Problem requirements » Output all lines exactly.

## begin Dataset content

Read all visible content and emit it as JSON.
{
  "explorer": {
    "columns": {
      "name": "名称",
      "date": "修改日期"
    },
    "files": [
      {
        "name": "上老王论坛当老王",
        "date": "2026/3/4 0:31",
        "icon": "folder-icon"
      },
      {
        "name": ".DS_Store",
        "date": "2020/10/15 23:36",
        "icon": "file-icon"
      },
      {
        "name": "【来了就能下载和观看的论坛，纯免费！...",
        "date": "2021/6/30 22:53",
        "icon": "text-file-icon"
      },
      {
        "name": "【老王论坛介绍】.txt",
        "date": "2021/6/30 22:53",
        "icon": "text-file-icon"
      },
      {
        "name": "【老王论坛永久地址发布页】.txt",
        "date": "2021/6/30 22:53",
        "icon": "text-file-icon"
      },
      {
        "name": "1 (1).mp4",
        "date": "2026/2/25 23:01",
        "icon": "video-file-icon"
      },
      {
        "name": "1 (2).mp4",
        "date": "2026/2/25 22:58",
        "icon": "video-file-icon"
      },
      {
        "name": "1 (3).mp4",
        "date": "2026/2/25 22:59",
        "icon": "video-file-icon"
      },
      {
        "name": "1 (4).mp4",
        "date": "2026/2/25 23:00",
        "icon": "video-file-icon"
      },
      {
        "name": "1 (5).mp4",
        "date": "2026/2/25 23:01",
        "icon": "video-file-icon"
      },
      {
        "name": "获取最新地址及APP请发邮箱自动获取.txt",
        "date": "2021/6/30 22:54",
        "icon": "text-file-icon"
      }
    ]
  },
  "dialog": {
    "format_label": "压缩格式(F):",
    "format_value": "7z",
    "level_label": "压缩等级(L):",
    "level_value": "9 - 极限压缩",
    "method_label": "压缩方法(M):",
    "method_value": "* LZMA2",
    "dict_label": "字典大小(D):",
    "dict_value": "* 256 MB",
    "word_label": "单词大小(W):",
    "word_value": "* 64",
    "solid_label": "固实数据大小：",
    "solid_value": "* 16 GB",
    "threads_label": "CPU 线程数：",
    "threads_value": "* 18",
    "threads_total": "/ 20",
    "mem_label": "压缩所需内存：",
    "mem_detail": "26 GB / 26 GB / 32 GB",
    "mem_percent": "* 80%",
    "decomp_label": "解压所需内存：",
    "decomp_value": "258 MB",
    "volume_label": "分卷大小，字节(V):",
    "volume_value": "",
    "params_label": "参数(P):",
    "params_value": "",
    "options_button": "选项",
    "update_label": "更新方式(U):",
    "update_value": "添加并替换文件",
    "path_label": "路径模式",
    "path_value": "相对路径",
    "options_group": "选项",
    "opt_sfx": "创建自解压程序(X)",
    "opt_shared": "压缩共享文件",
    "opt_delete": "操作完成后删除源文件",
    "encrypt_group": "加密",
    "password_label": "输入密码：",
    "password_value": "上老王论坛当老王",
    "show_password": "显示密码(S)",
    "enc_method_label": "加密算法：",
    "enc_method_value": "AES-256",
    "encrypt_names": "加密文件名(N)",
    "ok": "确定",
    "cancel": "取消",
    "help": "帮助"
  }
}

## end Dataset content

Solution for this exercise »
Read all visible content and emit it as JSON.
{
  "explorer": {
    "columns": {
      "name": "名称",
      "date": "修改日期"
    },
    "files": [
      {
        "name": "上老王论坛当老王",
        "date": "2026/3/4 0:31",
        "icon": "folder-icon"
      },
      {
        "name": ".DS_Store",
        "date": "2020/10/15 23:36",
        "icon": "file-icon"
      },
      {
        "name": "【来了就能下载和观看的论坛，纯免费！...",
        "date": "2021/6/30 22:53",
        "icon": "text-file-icon"
      },
      {
        "name": "【老王论坛介绍】.txt",
        "date": "2021/6/30 22:53",
        "icon": "text-file-icon"
      },
      {
        "name": "【老王论坛永久地址发布页】.txt",
        "date": "2021/6/30 22:53",
        "icon": "text-file-icon"
      },
      {
        "name": "1 (1).mp4",
        "date": "2026/2/25 23:01",
        "icon": "video-file-icon"
      },
      {
        "name": "1 (2).mp4",
        "date": "2026/2/25 22:58",
        "icon": "video-file-icon"
      },
      {
        "name": "1 (3).mp4",
        "date": "2026/2/25 22:59",
        "icon": "video-file-icon"
      },
      {
        "name": "1 (4).mp4",
        "date": "2026/2/25 23:00",
        "icon": "video-file-icon"
      },
      {
        "name": "1 (5).mp4",
        "date": "2026/2/25 23:01",
        "icon": "video-file-icon"
      },
      {
        "name": "获取最新地址及APP请发邮箱自动获取.txt",
        "date": "2021/6/30 22:54",
        "icon": "text-file-icon"
      }
    ]
  },
  "dialog": {
    "format_label": "压缩格式(F):",
    "format_value": "7z",
    "level_label": "压缩等级(L):",
    "level_value": "9 - 极限压缩",
    "method_label": "压缩方法(M):",
    "method_value": "* LZMA2",
    "dict_label": "字典大小(D):",
    "dict_value": "* 256 MB",
    "word_label": "单词大小(W):",
    "word_value": "* 64",
    "solid_label": "固实数据大小：",
    "solid_value": "* 16 GB",
    "threads_label": "CPU 线程数：",
    "threads_value": "* 18",
    "threads_total": "/ 20",
    "mem_label": "压缩所需内存：",
    "mem_detail": "26 GB / 26 GB / 32 GB",
    "mem_percent": "* 80%",
    "decomp_label": "解压所需内存：",
    "decomp_value": "258 MB",
    "volume_label": "分卷大小，字节(V):",
    "volume_value": "",
    "params_label": "参数(P):",
    "params_value": "",
    "options_button": "选项",
    "update_label": "更新方式(U):",
    "update_value": "添加并替换文件",
    "path_label": "路径模式",
    "path_value": "相对路径",
    "options_group": "选项",
    "opt_sfx": "创建自解压程序(X)",
    "opt_shared": "压缩共享文件",
    "opt_delete": "操作完成后删除源文件",
    "encrypt_group": "加密",
    "password_label": "输入密码：",
    "password_value": "上老王论坛当老王",
    "show_password": "显示密码(S)",
    "enc_method_label": "加密算法：",
    "enc_method_value": "AES-256",
    "encrypt_names": "加密文件名(N)",
    "ok": "确定",
    "cancel": "取消",
    "help": "帮助"
  }
}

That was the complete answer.